Filter these entries so that only lines with the word "agua" remain.

# Data provided
○ ○ ○ ○
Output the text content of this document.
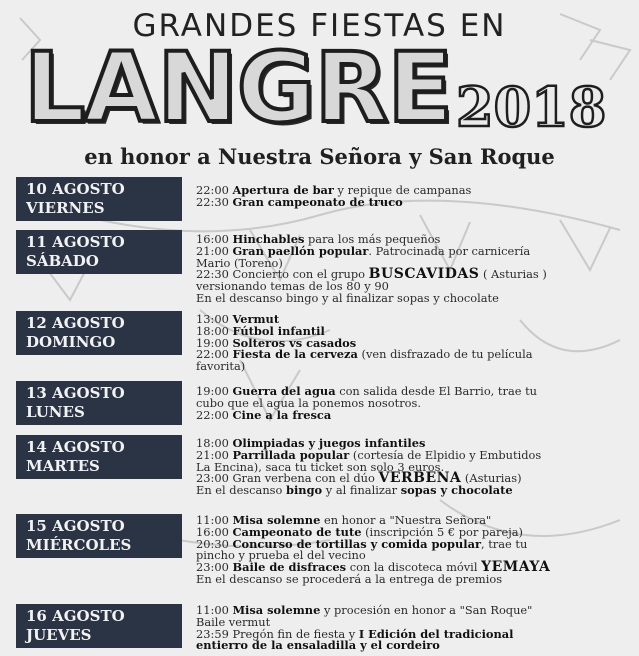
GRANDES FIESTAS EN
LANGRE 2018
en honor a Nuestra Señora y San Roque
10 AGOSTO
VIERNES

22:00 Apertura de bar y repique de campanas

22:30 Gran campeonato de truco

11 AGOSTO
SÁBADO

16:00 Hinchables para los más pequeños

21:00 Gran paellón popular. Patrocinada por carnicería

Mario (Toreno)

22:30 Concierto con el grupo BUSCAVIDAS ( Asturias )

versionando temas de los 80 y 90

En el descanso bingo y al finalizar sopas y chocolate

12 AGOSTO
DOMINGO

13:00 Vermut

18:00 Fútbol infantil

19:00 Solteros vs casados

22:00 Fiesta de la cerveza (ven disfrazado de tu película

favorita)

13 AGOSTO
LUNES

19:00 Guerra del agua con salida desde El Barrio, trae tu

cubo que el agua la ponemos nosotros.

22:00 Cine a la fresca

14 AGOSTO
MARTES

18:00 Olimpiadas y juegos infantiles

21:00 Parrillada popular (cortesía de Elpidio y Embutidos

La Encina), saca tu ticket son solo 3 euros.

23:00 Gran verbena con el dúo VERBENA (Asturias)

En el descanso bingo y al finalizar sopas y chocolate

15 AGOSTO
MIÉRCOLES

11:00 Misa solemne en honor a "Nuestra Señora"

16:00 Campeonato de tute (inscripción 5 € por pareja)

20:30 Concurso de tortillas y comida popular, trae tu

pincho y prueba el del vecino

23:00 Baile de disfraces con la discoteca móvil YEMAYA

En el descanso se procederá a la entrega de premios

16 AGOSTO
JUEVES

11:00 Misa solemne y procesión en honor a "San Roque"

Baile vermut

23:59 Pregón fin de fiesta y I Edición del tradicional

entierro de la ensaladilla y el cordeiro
○ ○ ○ ○
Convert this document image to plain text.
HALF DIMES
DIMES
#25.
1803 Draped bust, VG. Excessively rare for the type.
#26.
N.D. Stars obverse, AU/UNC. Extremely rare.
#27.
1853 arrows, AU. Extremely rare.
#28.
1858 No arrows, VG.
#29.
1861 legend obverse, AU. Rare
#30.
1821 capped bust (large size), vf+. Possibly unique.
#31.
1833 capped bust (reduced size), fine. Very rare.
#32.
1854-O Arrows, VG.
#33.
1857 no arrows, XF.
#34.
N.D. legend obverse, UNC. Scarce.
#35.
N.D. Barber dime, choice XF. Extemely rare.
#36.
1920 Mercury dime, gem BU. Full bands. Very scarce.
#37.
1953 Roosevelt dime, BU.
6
○ ○ ○ ○
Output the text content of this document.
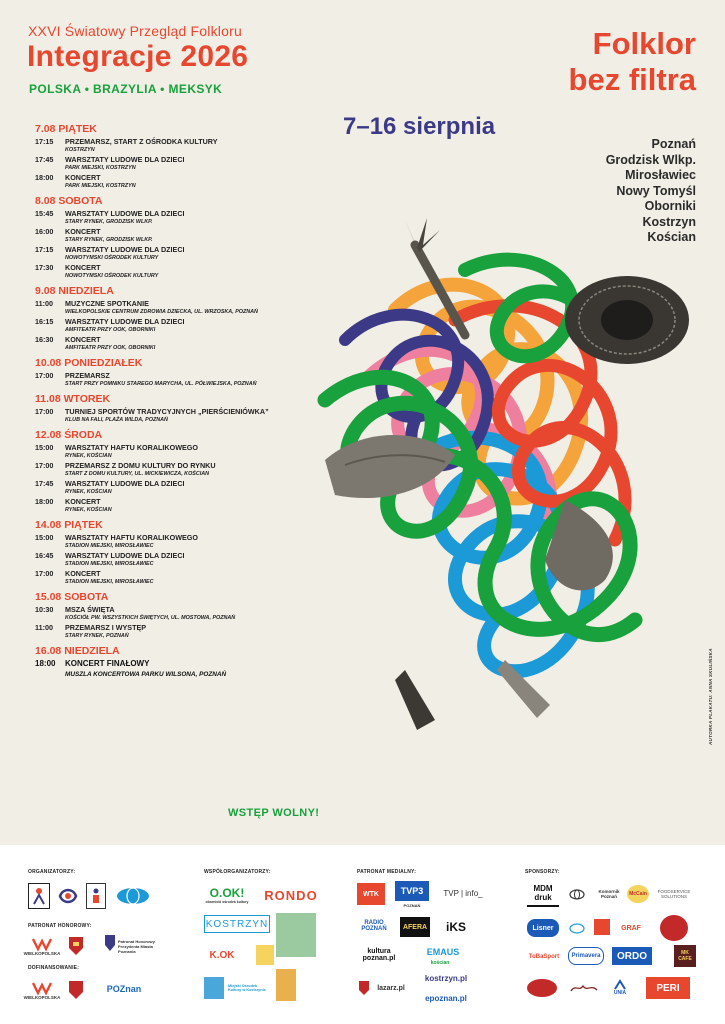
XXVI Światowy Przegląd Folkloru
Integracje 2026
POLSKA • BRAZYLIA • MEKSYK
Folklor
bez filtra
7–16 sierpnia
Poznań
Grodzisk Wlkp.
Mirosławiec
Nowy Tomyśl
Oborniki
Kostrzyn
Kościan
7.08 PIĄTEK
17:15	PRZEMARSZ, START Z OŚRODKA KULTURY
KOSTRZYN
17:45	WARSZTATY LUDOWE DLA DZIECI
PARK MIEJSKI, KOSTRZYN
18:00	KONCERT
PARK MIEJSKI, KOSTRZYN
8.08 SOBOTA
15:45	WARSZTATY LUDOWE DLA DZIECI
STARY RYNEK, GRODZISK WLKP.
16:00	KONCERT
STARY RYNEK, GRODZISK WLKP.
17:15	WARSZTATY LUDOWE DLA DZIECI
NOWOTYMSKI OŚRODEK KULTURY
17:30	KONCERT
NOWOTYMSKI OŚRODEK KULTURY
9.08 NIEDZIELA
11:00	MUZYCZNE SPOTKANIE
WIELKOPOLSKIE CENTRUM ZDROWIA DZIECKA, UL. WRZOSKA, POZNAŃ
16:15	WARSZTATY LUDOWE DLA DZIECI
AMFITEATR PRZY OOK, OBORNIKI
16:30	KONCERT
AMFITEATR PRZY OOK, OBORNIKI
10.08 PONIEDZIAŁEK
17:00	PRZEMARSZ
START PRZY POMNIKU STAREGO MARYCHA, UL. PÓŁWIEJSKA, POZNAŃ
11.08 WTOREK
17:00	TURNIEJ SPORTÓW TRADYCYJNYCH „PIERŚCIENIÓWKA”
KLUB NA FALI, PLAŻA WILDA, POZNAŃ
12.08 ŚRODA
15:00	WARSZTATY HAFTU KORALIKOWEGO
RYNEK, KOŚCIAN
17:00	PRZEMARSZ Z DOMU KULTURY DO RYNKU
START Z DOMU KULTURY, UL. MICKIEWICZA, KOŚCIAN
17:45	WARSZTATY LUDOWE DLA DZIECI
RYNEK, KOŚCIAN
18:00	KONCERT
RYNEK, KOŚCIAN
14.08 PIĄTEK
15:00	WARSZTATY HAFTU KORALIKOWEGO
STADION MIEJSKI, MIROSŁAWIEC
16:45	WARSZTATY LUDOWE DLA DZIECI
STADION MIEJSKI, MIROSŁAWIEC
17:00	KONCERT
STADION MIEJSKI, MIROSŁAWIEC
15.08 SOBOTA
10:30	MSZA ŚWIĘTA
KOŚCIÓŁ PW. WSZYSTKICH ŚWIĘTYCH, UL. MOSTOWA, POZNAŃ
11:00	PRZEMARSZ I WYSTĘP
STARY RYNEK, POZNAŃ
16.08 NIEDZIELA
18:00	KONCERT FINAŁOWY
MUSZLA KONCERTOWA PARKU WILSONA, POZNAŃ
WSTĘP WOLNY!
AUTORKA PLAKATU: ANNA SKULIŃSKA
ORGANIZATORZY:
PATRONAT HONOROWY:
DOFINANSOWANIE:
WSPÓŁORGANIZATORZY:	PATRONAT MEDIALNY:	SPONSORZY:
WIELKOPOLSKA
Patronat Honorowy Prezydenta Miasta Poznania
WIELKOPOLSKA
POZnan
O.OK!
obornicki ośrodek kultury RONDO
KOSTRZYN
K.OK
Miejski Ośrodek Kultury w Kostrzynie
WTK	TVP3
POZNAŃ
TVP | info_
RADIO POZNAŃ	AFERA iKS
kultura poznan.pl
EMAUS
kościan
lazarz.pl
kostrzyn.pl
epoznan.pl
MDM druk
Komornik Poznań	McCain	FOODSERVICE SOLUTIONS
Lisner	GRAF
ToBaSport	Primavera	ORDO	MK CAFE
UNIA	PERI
○ ○ ○ ○
# Solution to the problem
19:00 Guerra del agua con salida desde El Barrio, trae tu
cubo que el agua la ponemos nosotros.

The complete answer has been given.